Problem to work on: Print, exactly and completely, every entry in the data.

====== Provided records ======

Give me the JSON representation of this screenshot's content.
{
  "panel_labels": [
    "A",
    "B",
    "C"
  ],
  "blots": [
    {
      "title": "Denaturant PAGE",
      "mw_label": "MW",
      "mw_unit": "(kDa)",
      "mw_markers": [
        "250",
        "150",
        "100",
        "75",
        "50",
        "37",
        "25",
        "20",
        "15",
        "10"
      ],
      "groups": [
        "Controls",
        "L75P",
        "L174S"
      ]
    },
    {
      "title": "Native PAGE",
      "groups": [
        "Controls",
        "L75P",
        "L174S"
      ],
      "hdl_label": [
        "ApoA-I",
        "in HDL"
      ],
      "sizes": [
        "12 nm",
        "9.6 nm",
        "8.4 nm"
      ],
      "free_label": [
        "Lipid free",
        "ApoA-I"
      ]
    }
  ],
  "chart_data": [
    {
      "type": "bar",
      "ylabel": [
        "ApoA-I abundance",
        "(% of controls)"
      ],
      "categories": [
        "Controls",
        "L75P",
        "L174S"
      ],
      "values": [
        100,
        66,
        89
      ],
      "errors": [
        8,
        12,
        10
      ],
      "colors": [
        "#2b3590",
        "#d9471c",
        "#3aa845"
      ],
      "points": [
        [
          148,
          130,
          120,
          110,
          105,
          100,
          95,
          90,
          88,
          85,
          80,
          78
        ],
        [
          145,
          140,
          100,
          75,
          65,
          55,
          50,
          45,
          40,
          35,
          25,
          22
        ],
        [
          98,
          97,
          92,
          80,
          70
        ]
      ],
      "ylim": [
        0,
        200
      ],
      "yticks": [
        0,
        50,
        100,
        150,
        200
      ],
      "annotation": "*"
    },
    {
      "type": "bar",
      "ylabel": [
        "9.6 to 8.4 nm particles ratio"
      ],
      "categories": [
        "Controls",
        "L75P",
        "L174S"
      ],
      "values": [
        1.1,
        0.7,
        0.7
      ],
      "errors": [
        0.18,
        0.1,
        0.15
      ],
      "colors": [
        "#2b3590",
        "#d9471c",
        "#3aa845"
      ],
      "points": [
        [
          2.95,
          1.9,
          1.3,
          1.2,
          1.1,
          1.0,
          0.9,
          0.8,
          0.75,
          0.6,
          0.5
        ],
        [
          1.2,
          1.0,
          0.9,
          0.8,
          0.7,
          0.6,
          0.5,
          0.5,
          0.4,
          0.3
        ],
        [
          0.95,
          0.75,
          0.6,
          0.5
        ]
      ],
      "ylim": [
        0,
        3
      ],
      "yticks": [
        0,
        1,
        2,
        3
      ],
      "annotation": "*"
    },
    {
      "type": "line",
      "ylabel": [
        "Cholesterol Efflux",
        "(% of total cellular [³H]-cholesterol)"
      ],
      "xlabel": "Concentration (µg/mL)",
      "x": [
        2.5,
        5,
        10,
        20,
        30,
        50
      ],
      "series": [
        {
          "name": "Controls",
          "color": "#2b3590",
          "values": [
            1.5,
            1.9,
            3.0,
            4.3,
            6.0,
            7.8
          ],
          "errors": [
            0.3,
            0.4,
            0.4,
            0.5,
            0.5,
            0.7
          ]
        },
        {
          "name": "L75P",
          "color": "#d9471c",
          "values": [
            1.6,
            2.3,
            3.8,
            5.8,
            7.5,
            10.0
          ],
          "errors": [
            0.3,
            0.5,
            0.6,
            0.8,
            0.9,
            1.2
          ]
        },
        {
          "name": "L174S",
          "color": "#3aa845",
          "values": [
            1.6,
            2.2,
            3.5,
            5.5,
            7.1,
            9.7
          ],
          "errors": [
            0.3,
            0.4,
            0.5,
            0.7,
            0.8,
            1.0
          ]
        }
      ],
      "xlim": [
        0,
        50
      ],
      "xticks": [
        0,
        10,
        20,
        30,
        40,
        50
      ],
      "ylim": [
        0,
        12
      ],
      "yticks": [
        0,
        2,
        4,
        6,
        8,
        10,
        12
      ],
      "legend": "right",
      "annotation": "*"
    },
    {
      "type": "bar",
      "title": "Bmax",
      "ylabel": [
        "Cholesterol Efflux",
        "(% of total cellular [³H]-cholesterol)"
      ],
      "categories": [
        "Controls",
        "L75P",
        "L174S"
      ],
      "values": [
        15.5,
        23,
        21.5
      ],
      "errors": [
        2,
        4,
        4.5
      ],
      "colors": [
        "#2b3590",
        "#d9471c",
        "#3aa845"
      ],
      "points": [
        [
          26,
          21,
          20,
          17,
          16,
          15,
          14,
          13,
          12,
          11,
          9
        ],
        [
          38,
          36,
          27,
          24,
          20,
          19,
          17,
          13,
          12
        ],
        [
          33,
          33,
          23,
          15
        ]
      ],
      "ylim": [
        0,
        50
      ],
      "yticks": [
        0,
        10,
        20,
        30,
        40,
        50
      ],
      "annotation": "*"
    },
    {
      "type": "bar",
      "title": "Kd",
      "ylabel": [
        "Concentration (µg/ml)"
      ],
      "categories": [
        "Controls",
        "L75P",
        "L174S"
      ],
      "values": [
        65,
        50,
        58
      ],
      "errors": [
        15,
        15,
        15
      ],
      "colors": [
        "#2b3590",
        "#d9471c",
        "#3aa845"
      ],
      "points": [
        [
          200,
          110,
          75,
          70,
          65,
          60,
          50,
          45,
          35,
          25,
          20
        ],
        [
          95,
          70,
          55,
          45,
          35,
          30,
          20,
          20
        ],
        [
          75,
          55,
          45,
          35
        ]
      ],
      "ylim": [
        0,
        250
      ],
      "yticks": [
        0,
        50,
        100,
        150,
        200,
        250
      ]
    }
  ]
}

======

Exercise response:
Give me the JSON representation of this screenshot's content.
{
  "panel_labels": [
    "A",
    "B",
    "C"
  ],
  "blots": [
    {
      "title": "Denaturant PAGE",
      "mw_label": "MW",
      "mw_unit": "(kDa)",
      "mw_markers": [
        "250",
        "150",
        "100",
        "75",
        "50",
        "37",
        "25",
        "20",
        "15",
        "10"
      ],
      "groups": [
        "Controls",
        "L75P",
        "L174S"
      ]
    },
    {
      "title": "Native PAGE",
      "groups": [
        "Controls",
        "L75P",
        "L174S"
      ],
      "hdl_label": [
        "ApoA-I",
        "in HDL"
      ],
      "sizes": [
        "12 nm",
        "9.6 nm",
        "8.4 nm"
      ],
      "free_label": [
        "Lipid free",
        "ApoA-I"
      ]
    }
  ],
  "chart_data": [
    {
      "type": "bar",
      "ylabel": [
        "ApoA-I abundance",
        "(% of controls)"
      ],
      "categories": [
        "Controls",
        "L75P",
        "L174S"
      ],
      "values": [
        100,
        66,
        89
      ],
      "errors": [
        8,
        12,
        10
      ],
      "colors": [
        "#2b3590",
        "#d9471c",
        "#3aa845"
      ],
      "points": [
        [
          148,
          130,
          120,
          110,
          105,
          100,
          95,
          90,
          88,
          85,
          80,
          78
        ],
        [
          145,
          140,
          100,
          75,
          65,
          55,
          50,
          45,
          40,
          35,
          25,
          22
        ],
        [
          98,
          97,
          92,
          80,
          70
        ]
      ],
      "ylim": [
        0,
        200
      ],
      "yticks": [
        0,
        50,
        100,
        150,
        200
      ],
      "annotation": "*"
    },
    {
      "type": "bar",
      "ylabel": [
        "9.6 to 8.4 nm particles ratio"
      ],
      "categories": [
        "Controls",
        "L75P",
        "L174S"
      ],
      "values": [
        1.1,
        0.7,
        0.7
      ],
      "errors": [
        0.18,
        0.1,
        0.15
      ],
      "colors": [
        "#2b3590",
        "#d9471c",
        "#3aa845"
      ],
      "points": [
        [
          2.95,
          1.9,
          1.3,
          1.2,
          1.1,
          1.0,
          0.9,
          0.8,
          0.75,
          0.6,
          0.5
        ],
        [
          1.2,
          1.0,
          0.9,
          0.8,
          0.7,
          0.6,
          0.5,
          0.5,
          0.4,
          0.3
        ],
        [
          0.95,
          0.75,
          0.6,
          0.5
        ]
      ],
      "ylim": [
        0,
        3
      ],
      "yticks": [
        0,
        1,
        2,
        3
      ],
      "annotation": "*"
    },
    {
      "type": "line",
      "ylabel": [
        "Cholesterol Efflux",
        "(% of total cellular [³H]-cholesterol)"
      ],
      "xlabel": "Concentration (µg/mL)",
      "x": [
        2.5,
        5,
        10,
        20,
        30,
        50
      ],
      "series": [
        {
          "name": "Controls",
          "color": "#2b3590",
          "values": [
            1.5,
            1.9,
            3.0,
            4.3,
            6.0,
            7.8
          ],
          "errors": [
            0.3,
            0.4,
            0.4,
            0.5,
            0.5,
            0.7
          ]
        },
        {
          "name": "L75P",
          "color": "#d9471c",
          "values": [
            1.6,
            2.3,
            3.8,
            5.8,
            7.5,
            10.0
          ],
          "errors": [
            0.3,
            0.5,
            0.6,
            0.8,
            0.9,
            1.2
          ]
        },
        {
          "name": "L174S",
          "color": "#3aa845",
          "values": [
            1.6,
            2.2,
            3.5,
            5.5,
            7.1,
            9.7
          ],
          "errors": [
            0.3,
            0.4,
            0.5,
            0.7,
            0.8,
            1.0
          ]
        }
      ],
      "xlim": [
        0,
        50
      ],
      "xticks": [
        0,
        10,
        20,
        30,
        40,
        50
      ],
      "ylim": [
        0,
        12
      ],
      "yticks": [
        0,
        2,
        4,
        6,
        8,
        10,
        12
      ],
      "legend": "right",
      "annotation": "*"
    },
    {
      "type": "bar",
      "title": "Bmax",
      "ylabel": [
        "Cholesterol Efflux",
        "(% of total cellular [³H]-cholesterol)"
      ],
      "categories": [
        "Controls",
        "L75P",
        "L174S"
      ],
      "values": [
        15.5,
        23,
        21.5
      ],
      "errors": [
        2,
        4,
        4.5
      ],
      "colors": [
        "#2b3590",
        "#d9471c",
        "#3aa845"
      ],
      "points": [
        [
          26,
          21,
          20,
          17,
          16,
          15,
          14,
          13,
          12,
          11,
          9
        ],
        [
          38,
          36,
          27,
          24,
          20,
          19,
          17,
          13,
          12
        ],
        [
          33,
          33,
          23,
          15
        ]
      ],
      "ylim": [
        0,
        50
      ],
      "yticks": [
        0,
        10,
        20,
        30,
        40,
        50
      ],
      "annotation": "*"
    },
    {
      "type": "bar",
      "title": "Kd",
      "ylabel": [
        "Concentration (µg/ml)"
      ],
      "categories": [
        "Controls",
        "L75P",
        "L174S"
      ],
      "values": [
        65,
        50,
        58
      ],
      "errors": [
        15,
        15,
        15
      ],
      "colors": [
        "#2b3590",
        "#d9471c",
        "#3aa845"
      ],
      "points": [
        [
          200,
          110,
          75,
          70,
          65,
          60,
          50,
          45,
          35,
          25,
          20
        ],
        [
          95,
          70,
          55,
          45,
          35,
          30,
          20,
          20
        ],
        [
          75,
          55,
          45,
          35
        ]
      ],
      "ylim": [
        0,
        250
      ],
      "yticks": [
        0,
        50,
        100,
        150,
        200,
        250
      ]
    }
  ]
}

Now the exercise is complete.